▶ Objective
Copy the lines holding the word "پگاه", all of them.
.....
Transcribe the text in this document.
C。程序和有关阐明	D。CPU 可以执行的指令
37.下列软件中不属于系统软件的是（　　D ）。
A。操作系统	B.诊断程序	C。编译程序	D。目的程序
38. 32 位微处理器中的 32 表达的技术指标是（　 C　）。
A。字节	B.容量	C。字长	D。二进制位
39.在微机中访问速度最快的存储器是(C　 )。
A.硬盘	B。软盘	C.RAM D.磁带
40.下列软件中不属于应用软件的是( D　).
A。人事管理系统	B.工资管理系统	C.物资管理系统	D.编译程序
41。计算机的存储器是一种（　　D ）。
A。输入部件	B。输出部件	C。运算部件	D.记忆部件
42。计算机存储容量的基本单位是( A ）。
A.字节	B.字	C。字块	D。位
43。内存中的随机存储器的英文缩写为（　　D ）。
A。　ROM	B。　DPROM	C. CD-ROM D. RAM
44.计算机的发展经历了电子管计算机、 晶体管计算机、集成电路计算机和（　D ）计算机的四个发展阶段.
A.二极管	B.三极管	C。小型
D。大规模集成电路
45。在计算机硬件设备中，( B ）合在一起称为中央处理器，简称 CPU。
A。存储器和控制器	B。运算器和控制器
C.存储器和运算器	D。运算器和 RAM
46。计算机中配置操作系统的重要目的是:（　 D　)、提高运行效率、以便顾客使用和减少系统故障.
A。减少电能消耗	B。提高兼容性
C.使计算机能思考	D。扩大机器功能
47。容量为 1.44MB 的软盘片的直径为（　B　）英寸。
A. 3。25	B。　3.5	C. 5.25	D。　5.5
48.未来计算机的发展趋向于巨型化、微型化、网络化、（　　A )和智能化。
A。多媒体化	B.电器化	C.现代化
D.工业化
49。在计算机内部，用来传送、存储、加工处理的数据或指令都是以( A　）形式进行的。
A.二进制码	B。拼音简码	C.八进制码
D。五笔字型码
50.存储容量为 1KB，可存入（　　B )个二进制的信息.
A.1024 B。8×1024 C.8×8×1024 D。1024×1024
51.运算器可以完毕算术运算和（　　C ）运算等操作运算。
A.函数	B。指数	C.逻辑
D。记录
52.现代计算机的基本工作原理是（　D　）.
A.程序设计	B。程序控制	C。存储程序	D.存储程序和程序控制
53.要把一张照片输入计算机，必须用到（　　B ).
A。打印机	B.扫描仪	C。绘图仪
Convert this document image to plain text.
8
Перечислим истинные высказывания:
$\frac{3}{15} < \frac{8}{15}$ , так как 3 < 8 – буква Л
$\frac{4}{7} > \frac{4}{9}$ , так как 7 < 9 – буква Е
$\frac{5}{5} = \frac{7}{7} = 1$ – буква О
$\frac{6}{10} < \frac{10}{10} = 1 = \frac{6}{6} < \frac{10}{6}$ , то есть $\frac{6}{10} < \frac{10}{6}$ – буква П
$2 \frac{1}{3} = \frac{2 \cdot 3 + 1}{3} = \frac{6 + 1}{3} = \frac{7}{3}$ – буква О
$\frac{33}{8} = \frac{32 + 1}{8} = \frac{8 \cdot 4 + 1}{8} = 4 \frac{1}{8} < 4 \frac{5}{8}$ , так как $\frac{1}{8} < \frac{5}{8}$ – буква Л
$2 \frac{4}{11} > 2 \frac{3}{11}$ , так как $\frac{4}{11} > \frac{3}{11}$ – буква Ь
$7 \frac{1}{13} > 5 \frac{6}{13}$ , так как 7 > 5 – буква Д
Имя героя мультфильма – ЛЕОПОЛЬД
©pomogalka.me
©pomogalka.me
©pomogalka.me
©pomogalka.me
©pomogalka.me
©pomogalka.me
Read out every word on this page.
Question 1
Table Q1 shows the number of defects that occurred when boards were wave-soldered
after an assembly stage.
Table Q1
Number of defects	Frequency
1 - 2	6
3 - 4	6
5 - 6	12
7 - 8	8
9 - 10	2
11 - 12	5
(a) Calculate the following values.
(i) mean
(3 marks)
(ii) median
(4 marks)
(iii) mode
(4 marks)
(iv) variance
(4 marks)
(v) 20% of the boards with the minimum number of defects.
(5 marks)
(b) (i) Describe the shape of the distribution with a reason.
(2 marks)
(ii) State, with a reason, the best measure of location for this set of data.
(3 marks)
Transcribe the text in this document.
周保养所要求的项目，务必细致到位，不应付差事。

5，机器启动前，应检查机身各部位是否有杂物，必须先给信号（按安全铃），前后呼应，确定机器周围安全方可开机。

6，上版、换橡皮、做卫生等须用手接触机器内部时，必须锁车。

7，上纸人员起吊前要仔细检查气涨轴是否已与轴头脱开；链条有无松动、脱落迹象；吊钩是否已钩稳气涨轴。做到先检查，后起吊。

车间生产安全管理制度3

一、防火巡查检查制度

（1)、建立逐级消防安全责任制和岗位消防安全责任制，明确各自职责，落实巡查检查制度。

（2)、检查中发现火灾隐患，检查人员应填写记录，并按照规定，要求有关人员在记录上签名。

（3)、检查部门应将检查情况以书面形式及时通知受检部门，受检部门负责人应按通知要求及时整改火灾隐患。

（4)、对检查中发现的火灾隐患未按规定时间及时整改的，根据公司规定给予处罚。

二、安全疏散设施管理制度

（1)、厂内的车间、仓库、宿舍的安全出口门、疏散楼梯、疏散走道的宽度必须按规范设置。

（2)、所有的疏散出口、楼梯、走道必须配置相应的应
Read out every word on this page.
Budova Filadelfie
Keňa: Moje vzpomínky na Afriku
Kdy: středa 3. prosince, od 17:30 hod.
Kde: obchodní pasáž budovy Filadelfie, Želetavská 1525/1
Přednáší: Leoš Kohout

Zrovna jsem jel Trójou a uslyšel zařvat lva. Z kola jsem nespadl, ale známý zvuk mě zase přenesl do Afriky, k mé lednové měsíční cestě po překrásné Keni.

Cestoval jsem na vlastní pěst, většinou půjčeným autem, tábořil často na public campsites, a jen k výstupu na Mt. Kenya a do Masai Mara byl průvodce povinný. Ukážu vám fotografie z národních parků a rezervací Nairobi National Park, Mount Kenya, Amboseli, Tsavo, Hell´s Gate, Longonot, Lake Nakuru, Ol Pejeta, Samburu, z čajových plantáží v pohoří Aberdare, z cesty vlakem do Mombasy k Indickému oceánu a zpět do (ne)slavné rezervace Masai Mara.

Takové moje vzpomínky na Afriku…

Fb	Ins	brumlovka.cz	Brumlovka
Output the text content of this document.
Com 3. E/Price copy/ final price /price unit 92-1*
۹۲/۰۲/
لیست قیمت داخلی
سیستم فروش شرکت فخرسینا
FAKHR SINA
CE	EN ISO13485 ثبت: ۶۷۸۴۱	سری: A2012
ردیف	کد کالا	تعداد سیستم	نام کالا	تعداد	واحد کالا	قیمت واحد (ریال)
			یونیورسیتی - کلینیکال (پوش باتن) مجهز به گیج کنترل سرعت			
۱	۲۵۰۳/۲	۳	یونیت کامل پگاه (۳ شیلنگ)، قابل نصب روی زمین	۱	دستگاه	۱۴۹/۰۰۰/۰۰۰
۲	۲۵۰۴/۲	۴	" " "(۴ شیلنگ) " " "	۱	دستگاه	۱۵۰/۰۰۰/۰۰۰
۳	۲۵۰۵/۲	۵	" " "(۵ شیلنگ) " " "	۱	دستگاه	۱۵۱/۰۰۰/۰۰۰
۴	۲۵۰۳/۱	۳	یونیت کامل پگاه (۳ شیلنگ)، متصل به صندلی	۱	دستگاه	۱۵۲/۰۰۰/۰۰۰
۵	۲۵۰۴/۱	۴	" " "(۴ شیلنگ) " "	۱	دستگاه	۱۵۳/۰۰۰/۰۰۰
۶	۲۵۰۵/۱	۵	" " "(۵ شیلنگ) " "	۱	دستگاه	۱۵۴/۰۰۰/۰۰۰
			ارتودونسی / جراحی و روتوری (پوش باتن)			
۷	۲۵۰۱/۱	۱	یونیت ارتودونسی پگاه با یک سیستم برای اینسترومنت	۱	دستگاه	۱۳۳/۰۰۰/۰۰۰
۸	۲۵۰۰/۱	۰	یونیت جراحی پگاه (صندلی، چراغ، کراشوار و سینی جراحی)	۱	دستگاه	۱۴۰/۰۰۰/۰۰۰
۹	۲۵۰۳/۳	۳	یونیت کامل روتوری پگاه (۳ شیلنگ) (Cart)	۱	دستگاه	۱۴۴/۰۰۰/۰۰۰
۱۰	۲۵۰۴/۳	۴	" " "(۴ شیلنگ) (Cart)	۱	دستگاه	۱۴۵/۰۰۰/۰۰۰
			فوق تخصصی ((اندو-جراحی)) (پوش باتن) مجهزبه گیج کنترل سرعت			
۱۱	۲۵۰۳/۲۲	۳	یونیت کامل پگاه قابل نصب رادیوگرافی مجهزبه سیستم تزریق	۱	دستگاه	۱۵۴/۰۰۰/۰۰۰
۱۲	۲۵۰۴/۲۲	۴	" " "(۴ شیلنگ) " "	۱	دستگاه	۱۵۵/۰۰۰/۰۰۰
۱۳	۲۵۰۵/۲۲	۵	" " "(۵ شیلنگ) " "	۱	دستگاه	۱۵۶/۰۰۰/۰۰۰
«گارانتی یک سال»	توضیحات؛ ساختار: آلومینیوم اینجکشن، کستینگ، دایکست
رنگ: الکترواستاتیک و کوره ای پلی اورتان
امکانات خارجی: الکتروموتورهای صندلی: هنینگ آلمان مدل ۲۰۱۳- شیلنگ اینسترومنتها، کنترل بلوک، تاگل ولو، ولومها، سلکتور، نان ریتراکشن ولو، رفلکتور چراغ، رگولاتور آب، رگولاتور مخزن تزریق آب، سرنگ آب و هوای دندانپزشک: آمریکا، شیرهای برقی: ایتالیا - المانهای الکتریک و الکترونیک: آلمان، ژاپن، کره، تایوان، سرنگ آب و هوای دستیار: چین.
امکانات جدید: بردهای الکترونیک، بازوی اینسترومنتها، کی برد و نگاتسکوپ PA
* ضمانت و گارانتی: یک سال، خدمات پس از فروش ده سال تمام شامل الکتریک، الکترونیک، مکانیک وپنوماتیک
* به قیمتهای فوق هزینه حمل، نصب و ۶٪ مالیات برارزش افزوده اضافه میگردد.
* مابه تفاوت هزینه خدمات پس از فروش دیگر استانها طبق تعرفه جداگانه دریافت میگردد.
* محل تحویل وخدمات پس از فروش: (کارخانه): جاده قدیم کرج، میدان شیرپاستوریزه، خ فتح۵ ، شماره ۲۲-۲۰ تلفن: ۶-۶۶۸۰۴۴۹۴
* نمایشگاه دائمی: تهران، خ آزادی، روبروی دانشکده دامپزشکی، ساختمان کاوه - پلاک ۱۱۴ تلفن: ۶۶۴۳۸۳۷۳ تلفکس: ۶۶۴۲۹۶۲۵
.....
▶ Worked solution
۱	۲۵۰۳/۲	۳	یونیت کامل پگاه (۳ شیلنگ)، قابل نصب روی زمین	۱	دستگاه	۱۴۹/۰۰۰/۰۰۰
۴	۲۵۰۳/۱	۳	یونیت کامل پگاه (۳ شیلنگ)، متصل به صندلی	۱	دستگاه	۱۵۲/۰۰۰/۰۰۰
۷	۲۵۰۱/۱	۱	یونیت ارتودونسی پگاه با یک سیستم برای اینسترومنت	۱	دستگاه	۱۳۳/۰۰۰/۰۰۰
۸	۲۵۰۰/۱	۰	یونیت جراحی پگاه (صندلی، چراغ، کراشوار و سینی جراحی)	۱	دستگاه	۱۴۰/۰۰۰/۰۰۰
۹	۲۵۰۳/۳	۳	یونیت کامل روتوری پگاه (۳ شیلنگ) (Cart)	۱	دستگاه	۱۴۴/۰۰۰/۰۰۰
۱۱	۲۵۰۳/۲۲	۳	یونیت کامل پگاه قابل نصب رادیوگرافی مجهزبه سیستم تزریق	۱	دستگاه	۱۵۴/۰۰۰/۰۰۰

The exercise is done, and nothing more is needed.